TEXT SECTION:
Telogis
- Type: Subsidiary
- Industry: Software as a service
- Founded: 2001
- Headquarters: Aliso Viejo, California
- Number of employees: 500-1000 (2015)
- Parent: Verizon Connect
- Website: www.telogis.com

= Telogis =

Telogis was a privately held US-based company that developed location-based software to manage mobile resources. Telogis sold software as a service (SaaS) which incorporated location information into applications for fleet owners as well as geospatial software development toolkits.

In 2016, Telogis was acquired by Verizon.

==History==
Telogis was founded in 2001 by Newth Morris, Jason Koch and Ralph Mason, as a trunked radio hardware and software provider. Former Novell Inc. Chairman and CEO Jack Messman was chairman of the board of directors. The company was started with investments from its founders, and by 2012 the privately held company had approximately $69 million in revenue.

Wall Street Journal reporter Don Clark stated of the company's technology that, "Telogis exploited the evolution of software-as-a-service–placing data from vehicles in the cloud ... so that companies that own vehicle fleets can track their cars and trucks without the need to set up their own servers for the purpose." In July 2010 Telogis acquired the assets of Remote Dynamics, then in February, 2011 Telogis acquired the assets of Intergis, a provider of routing, mobile resource and fleet management software. In July 2012 Telogis acquired Navtrak. The acquisition resulted in Telogis Navigation, a commercial navigation software that used a built-in feedback system to provide current road network information.

The company's first outside venture capital was announced in October 2013, with $93 million from Kleiner Perkins Caufield & Byers. In February 2011 private investors provided $2.9 million. Additional funding was received from GM Ventures in 2014.

On 21 June 2016, it was announced that Telogis would be acquired by Verizon.

DIRECTIONS FOR THIS TASK:
Set down, word for word, the passage of the Telogis text above that starts with "- Parent: Verizon" and goes on through "million in revenue.".

EXERCISE DATA:
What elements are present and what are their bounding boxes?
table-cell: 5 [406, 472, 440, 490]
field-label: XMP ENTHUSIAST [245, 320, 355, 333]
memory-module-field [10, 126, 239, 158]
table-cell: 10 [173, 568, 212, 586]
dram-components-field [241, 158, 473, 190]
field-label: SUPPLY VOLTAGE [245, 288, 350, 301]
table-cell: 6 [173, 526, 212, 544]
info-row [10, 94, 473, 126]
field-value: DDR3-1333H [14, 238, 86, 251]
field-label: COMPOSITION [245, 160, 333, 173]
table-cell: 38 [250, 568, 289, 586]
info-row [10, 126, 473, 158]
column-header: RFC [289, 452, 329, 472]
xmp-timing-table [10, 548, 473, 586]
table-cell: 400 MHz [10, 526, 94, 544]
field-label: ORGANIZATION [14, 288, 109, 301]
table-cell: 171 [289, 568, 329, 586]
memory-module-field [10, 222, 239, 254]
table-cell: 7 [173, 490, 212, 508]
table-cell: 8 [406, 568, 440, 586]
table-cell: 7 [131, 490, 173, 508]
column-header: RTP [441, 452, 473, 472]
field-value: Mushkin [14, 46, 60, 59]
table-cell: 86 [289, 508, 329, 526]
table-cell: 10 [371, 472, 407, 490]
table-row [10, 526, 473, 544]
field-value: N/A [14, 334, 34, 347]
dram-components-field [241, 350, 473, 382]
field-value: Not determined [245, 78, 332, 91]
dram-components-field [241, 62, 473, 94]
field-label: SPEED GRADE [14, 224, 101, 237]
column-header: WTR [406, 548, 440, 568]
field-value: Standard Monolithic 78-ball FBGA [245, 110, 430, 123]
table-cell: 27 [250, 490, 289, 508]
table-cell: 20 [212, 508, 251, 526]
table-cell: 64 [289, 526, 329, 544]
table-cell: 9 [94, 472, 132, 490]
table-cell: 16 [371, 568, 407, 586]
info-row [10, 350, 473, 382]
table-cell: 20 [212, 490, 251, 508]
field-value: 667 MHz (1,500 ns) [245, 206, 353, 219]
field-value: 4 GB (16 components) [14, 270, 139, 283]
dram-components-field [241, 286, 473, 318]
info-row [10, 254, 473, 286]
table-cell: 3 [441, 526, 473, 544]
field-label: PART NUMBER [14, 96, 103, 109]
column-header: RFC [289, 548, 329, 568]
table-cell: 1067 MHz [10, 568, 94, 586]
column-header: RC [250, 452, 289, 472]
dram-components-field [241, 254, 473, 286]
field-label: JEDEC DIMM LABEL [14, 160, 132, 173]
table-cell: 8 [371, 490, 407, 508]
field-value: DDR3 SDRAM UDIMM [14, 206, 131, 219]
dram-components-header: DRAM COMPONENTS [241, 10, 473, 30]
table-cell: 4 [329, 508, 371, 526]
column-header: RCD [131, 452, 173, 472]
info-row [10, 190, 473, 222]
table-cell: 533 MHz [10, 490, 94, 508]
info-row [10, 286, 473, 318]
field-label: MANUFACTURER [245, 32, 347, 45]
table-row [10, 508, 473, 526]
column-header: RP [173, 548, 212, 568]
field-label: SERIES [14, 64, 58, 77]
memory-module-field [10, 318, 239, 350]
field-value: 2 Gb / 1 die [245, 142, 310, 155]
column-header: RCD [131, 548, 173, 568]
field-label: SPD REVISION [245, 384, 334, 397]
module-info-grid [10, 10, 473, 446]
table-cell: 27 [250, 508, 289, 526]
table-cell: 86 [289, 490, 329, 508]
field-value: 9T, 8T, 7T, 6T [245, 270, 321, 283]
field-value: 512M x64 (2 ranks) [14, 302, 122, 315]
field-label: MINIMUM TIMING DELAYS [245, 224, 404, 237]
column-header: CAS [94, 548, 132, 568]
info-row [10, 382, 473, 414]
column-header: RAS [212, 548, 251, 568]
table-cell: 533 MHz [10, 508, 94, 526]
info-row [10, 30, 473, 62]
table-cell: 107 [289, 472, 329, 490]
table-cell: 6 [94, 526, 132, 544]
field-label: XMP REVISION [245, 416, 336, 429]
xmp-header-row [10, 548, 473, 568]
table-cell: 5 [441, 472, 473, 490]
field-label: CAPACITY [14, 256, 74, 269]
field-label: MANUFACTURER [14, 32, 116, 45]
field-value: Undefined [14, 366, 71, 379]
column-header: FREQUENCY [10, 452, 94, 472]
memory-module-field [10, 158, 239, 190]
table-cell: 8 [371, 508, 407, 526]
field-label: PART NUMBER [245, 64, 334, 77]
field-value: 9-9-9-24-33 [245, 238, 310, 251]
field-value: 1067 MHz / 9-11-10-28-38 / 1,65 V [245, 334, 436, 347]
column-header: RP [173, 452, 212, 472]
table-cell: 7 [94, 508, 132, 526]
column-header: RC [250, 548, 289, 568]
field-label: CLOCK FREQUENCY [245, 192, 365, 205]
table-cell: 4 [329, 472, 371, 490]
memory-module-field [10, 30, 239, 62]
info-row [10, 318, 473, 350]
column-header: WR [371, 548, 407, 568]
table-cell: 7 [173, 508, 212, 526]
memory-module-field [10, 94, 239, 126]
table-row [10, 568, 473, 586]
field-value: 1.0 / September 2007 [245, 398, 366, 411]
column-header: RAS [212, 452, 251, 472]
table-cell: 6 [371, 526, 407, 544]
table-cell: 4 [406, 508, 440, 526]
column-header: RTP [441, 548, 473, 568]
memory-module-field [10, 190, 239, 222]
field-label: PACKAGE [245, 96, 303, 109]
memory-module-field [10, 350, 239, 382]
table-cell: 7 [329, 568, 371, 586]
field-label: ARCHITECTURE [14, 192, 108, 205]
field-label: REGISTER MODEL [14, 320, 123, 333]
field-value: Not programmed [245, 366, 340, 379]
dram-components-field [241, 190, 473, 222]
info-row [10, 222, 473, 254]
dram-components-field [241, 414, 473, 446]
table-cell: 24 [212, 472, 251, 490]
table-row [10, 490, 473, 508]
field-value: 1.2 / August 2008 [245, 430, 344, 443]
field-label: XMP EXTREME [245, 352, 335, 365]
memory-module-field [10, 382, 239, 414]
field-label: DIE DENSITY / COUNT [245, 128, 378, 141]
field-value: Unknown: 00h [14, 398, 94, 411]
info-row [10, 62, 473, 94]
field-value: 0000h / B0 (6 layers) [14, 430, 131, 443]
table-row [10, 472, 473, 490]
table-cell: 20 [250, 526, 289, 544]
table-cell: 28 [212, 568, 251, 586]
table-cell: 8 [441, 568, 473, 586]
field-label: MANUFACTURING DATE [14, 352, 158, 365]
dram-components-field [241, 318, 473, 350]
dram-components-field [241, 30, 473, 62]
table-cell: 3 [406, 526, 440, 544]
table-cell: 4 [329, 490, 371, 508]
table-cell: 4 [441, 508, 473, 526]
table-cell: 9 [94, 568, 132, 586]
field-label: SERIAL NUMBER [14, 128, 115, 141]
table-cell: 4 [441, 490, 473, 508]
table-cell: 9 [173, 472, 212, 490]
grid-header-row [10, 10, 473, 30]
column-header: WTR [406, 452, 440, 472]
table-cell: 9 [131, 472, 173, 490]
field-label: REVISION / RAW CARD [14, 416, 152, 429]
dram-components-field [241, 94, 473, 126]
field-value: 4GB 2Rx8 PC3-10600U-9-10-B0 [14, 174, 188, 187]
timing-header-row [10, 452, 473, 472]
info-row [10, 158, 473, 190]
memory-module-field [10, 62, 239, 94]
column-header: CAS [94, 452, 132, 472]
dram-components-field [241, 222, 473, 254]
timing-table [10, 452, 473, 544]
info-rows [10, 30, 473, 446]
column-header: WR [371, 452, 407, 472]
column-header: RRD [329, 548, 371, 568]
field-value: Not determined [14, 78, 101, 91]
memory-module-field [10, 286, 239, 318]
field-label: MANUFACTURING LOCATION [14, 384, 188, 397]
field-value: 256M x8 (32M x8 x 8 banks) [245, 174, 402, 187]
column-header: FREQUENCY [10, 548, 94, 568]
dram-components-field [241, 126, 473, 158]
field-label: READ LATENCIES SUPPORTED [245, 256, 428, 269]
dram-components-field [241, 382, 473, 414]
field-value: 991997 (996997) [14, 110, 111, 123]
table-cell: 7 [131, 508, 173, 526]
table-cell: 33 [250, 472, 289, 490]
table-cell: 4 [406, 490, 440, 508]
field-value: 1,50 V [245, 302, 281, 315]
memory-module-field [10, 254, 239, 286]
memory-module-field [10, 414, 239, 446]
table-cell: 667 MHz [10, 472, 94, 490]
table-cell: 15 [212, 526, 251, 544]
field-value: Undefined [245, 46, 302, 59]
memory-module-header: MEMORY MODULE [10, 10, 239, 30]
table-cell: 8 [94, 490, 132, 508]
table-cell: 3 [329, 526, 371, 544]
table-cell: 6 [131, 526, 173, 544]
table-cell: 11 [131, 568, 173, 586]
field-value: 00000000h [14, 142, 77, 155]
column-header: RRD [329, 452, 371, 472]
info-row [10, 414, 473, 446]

EXERCISE OUTPUT:
- Parent: Verizon Connect
- Website: www.telogis.com

= Telogis =

Telogis was a privately held US-based company that developed location-based software to manage mobile resources. Telogis sold software as a service (SaaS) which incorporated location information into applications for fleet owners as well as geospatial software development toolkits.

In 2016, Telogis was acquired by Verizon.

==History==
Telogis was founded in 2001 by Newth Morris, Jason Koch and Ralph Mason, as a trunked radio hardware and software provider. Former Novell Inc. Chairman and CEO Jack Messman was chairman of the board of directors. The company was started with investments from its founders, and by 2012 the privately held company had approximately $69 million in revenue.